Turn the stretch from the first line through the line containing "486, 307, 501]" into a Markdown table with the columns No. and Line. Give each line its own numbered row and leave out blank lines.

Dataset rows
::::::::

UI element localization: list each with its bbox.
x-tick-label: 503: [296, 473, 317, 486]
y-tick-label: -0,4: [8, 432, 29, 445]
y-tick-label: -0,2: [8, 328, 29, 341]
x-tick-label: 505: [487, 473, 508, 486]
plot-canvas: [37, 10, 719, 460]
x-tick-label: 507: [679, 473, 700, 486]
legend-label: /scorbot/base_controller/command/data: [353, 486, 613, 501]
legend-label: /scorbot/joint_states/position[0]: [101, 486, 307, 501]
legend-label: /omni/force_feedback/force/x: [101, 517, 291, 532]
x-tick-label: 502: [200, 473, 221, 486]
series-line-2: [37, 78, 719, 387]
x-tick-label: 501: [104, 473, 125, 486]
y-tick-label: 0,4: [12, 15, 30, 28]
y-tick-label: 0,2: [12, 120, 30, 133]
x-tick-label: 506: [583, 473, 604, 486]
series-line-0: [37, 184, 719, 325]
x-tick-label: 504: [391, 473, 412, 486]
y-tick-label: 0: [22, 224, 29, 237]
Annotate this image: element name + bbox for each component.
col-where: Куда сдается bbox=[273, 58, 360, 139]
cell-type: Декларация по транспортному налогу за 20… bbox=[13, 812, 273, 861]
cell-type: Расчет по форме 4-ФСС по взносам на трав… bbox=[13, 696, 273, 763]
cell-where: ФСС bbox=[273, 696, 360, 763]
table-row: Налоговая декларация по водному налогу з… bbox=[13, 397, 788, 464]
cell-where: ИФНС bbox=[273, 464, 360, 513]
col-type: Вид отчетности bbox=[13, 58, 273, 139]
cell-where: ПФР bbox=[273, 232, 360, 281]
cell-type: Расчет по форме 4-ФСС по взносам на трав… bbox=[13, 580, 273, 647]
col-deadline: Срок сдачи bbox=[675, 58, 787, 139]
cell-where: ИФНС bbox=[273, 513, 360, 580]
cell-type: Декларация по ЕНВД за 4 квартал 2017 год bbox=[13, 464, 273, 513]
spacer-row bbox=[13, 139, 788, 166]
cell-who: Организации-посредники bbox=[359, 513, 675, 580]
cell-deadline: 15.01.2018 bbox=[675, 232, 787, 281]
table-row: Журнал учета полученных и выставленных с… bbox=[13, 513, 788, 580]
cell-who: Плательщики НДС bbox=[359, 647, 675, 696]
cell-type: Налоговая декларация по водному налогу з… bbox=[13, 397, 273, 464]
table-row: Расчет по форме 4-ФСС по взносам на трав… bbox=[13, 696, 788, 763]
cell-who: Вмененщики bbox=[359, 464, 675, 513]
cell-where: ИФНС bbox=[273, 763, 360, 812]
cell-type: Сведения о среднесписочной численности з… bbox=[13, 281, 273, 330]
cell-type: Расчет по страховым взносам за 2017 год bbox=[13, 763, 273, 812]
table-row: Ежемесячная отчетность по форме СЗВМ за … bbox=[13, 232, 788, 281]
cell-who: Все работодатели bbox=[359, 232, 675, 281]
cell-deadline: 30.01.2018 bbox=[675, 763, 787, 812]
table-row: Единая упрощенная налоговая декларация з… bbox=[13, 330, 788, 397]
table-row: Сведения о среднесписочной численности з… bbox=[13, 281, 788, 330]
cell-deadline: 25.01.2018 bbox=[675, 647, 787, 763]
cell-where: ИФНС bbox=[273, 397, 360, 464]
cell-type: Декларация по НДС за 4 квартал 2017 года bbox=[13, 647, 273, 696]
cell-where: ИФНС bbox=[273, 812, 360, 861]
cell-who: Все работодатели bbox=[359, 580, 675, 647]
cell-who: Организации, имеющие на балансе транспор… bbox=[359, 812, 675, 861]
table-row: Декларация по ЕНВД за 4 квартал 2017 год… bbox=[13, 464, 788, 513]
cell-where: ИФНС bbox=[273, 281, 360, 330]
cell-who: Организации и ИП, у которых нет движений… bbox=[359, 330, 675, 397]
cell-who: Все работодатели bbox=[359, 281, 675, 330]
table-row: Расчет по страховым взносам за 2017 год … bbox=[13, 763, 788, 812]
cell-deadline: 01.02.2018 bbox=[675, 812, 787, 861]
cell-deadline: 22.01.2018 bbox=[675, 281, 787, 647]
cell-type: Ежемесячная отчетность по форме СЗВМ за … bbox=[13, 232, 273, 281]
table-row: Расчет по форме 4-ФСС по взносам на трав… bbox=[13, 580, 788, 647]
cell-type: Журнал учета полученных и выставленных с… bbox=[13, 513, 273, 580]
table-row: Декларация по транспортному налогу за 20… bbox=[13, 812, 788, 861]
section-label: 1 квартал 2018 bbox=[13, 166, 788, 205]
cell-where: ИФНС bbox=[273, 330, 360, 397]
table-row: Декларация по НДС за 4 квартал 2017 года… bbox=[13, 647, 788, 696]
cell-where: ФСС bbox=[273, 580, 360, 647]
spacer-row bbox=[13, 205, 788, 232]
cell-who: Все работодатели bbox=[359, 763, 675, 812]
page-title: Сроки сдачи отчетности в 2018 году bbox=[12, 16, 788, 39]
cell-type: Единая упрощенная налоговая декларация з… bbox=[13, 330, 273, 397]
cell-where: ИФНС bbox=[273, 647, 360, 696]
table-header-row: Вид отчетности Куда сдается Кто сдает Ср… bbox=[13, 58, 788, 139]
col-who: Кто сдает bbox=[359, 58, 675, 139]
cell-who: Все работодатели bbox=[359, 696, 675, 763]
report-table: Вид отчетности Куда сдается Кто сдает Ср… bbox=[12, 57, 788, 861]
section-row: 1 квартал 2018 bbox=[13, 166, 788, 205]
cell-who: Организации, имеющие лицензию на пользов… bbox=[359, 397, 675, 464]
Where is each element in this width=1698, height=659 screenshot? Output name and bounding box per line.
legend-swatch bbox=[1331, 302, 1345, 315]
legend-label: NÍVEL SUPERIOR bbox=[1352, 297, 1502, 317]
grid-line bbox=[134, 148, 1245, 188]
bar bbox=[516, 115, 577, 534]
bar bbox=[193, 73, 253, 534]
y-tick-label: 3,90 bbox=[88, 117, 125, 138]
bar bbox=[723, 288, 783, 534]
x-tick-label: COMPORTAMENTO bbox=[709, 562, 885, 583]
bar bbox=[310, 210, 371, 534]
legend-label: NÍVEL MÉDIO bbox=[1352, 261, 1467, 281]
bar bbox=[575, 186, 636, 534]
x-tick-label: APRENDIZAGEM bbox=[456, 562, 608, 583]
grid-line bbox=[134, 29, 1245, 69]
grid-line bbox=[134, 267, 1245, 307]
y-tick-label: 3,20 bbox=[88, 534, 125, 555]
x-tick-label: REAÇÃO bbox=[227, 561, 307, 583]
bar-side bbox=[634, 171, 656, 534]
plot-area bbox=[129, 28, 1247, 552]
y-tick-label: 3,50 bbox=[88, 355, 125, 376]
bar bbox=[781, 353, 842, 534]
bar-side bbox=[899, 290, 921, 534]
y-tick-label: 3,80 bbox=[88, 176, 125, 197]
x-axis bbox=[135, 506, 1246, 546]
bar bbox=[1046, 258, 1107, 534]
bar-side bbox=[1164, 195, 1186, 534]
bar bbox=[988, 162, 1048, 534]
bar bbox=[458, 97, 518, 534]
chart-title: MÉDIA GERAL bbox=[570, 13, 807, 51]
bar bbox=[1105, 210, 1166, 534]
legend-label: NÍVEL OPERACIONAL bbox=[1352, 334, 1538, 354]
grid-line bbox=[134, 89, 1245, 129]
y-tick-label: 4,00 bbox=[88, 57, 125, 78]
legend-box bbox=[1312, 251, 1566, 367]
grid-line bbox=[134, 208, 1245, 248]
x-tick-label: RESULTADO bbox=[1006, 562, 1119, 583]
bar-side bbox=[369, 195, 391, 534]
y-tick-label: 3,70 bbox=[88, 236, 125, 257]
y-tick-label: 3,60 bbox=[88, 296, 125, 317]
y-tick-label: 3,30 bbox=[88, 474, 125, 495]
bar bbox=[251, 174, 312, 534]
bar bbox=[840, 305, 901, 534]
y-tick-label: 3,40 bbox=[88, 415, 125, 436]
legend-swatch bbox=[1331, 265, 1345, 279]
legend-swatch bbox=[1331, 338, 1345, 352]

::::::::

• Final result:
| No. | Line |
|---|---|
| 1 | UI element localization: list each with its bbox. |
| 2 | x-tick-label: 503: [296, 473, 317, 486] |
| 3 | y-tick-label: -0,4: [8, 432, 29, 445] |
| 4 | y-tick-label: -0,2: [8, 328, 29, 341] |
| 5 | x-tick-label: 505: [487, 473, 508, 486] |
| 6 | plot-canvas: [37, 10, 719, 460] |
| 7 | x-tick-label: 507: [679, 473, 700, 486] |
| 8 | legend-label: /scorbot/base_controller/command/data: [353, 486, 613, 501] |
| 9 | legend-label: /scorbot/joint_states/position[0]: [101, 486, 307, 501] |